Put the records into a numbered list, starting at the first line and ending at the line containing "- cell-target-code: 1750110040: [173, 1444, 293, 1534]", with both included. Leave out any blank lines.
─── Input rows ───
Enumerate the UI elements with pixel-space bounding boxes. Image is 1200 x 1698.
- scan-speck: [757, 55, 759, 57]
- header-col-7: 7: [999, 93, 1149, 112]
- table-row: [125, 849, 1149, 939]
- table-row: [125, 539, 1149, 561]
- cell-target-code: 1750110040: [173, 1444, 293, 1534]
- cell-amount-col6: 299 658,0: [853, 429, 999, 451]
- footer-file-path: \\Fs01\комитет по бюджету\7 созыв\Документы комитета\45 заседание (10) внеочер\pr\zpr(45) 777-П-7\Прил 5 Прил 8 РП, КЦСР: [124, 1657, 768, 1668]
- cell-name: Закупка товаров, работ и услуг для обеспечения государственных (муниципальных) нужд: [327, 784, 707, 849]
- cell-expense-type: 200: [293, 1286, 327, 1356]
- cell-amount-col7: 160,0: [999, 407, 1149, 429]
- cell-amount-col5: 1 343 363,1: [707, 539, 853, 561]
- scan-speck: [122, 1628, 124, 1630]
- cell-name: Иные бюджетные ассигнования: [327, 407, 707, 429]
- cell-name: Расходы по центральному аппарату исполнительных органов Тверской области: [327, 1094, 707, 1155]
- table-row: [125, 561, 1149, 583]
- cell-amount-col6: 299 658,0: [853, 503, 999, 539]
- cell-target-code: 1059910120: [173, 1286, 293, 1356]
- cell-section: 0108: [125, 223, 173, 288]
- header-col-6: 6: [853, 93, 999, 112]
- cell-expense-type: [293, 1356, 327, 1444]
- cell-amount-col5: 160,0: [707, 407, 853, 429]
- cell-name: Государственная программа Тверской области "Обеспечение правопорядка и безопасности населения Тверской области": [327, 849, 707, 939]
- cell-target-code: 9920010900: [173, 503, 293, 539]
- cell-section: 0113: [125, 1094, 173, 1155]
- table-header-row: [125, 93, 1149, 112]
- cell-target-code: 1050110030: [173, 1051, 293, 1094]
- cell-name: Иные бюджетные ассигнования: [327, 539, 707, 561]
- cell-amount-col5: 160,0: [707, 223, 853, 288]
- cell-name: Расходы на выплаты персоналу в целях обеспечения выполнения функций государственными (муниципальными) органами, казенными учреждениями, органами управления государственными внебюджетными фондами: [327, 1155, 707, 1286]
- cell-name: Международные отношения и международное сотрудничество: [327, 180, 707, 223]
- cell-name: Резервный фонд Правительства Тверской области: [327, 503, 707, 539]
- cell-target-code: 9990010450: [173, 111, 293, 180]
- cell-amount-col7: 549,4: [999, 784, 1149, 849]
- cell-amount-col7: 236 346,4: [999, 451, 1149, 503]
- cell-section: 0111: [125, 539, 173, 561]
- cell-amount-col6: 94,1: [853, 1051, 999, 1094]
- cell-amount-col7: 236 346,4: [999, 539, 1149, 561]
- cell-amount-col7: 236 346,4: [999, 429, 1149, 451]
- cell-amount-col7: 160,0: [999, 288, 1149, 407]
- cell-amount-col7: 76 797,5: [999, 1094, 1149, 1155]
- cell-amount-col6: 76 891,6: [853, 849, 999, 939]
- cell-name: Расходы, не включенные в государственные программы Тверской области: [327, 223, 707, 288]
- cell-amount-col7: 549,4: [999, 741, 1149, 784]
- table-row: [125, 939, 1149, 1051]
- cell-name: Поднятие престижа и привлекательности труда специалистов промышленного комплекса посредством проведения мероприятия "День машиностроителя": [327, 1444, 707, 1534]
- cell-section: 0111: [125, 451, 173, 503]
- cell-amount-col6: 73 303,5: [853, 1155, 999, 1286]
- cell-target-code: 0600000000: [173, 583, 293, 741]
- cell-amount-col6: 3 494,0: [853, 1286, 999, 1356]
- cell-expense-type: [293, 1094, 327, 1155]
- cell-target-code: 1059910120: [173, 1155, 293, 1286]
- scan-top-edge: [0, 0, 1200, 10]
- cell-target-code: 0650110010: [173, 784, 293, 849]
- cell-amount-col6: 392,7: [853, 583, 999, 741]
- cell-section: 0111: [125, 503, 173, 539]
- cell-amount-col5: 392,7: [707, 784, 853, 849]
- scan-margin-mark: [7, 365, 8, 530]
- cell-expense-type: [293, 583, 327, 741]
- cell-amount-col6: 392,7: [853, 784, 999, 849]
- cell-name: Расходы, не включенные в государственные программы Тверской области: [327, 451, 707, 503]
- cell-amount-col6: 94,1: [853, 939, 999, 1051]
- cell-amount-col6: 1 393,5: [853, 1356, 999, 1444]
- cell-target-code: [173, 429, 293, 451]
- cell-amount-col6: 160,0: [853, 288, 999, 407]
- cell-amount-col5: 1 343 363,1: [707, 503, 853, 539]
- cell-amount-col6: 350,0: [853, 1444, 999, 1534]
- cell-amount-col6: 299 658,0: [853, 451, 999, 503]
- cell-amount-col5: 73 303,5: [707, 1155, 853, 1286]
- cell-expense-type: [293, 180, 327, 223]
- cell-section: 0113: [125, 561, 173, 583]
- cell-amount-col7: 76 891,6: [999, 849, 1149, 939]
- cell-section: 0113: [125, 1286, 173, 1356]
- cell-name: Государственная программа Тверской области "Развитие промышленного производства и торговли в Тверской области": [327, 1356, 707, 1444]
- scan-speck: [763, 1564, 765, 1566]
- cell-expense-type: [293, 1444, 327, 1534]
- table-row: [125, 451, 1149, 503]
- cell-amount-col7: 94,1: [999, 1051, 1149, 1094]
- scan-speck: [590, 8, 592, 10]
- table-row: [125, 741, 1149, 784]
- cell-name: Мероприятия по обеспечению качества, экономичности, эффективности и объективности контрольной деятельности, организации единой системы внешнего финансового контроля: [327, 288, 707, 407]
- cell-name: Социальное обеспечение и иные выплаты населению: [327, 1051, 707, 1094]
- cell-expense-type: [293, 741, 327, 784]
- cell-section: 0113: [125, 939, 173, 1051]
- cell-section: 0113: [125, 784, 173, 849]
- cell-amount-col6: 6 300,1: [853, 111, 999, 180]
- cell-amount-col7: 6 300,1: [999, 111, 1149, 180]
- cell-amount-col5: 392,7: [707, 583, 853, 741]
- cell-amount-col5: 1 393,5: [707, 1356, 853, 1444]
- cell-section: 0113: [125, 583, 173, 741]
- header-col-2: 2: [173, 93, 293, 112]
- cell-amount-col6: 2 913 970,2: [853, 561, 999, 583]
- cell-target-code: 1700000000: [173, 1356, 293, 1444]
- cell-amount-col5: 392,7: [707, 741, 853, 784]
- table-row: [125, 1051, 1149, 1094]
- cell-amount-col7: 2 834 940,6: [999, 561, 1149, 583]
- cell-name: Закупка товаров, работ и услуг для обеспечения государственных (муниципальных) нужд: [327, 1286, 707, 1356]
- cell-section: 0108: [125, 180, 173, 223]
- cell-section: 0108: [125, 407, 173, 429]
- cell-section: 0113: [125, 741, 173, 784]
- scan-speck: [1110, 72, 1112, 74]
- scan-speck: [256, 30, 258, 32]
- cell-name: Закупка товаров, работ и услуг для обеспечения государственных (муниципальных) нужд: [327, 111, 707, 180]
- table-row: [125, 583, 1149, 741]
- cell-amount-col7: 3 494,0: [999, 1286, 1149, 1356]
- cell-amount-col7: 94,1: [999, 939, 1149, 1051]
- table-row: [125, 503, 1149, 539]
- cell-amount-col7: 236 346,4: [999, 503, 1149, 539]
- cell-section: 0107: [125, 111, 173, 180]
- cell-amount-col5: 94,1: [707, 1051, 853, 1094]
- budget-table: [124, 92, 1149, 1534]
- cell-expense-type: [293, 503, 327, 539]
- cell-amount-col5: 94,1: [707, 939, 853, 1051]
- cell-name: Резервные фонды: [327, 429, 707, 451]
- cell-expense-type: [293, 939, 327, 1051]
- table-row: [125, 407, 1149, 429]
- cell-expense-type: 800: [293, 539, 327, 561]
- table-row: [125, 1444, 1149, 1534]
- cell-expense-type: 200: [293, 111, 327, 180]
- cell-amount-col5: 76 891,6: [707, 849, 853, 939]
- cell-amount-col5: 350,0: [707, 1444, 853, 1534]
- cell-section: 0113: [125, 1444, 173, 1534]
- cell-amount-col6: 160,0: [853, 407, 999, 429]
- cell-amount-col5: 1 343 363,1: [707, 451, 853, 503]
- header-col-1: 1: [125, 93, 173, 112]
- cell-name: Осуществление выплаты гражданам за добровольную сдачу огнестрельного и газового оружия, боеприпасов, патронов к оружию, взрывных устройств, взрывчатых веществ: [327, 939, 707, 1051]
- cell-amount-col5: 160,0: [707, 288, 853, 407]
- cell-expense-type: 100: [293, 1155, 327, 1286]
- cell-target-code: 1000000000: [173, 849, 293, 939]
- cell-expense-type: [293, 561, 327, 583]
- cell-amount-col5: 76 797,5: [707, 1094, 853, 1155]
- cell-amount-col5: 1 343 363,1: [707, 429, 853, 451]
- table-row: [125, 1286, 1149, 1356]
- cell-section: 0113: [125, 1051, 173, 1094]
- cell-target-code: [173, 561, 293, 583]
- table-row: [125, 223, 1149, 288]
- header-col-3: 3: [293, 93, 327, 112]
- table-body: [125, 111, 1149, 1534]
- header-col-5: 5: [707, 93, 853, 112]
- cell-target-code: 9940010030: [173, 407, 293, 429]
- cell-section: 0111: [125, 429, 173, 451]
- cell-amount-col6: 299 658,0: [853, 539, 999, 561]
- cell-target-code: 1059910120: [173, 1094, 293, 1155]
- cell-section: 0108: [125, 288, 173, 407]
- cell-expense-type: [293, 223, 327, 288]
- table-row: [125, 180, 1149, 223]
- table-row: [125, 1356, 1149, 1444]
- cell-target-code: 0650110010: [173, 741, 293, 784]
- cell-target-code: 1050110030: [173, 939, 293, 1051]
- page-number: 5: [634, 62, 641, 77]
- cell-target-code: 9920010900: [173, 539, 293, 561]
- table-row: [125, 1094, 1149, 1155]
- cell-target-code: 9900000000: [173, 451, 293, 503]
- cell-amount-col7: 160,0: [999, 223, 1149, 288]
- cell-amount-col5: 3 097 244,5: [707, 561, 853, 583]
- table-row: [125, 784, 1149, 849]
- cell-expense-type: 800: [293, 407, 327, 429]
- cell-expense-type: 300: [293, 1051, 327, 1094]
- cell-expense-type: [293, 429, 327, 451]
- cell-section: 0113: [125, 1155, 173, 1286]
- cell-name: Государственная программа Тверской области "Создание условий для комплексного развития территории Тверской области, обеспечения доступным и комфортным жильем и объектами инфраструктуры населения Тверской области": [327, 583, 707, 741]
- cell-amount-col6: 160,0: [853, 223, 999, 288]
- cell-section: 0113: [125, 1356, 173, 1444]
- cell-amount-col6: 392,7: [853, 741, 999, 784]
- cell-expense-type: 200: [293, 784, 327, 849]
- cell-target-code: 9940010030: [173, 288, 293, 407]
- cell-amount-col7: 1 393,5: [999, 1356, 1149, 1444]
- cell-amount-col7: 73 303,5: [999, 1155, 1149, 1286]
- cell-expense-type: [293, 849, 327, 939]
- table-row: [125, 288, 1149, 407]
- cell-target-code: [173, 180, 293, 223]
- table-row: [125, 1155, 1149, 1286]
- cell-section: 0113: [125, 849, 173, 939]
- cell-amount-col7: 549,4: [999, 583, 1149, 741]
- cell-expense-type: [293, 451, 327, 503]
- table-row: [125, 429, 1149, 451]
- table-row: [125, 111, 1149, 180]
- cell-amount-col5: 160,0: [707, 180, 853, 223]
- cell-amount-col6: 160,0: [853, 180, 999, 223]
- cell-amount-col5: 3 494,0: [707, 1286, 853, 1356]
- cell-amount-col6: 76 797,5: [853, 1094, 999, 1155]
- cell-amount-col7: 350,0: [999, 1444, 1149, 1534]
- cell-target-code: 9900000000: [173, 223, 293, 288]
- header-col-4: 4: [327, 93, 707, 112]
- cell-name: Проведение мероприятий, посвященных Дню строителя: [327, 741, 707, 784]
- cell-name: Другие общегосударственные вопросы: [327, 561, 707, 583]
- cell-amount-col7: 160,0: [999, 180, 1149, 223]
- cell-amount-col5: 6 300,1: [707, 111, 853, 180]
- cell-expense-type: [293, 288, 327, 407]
───
Task response >>
1. Enumerate the UI elements with pixel-space bounding boxes. Image is 1200 x 1698.
2. - scan-speck: [757, 55, 759, 57]
3. - header-col-7: 7: [999, 93, 1149, 112]
4. - table-row: [125, 849, 1149, 939]
5. - table-row: [125, 539, 1149, 561]
6. - cell-target-code: 1750110040: [173, 1444, 293, 1534]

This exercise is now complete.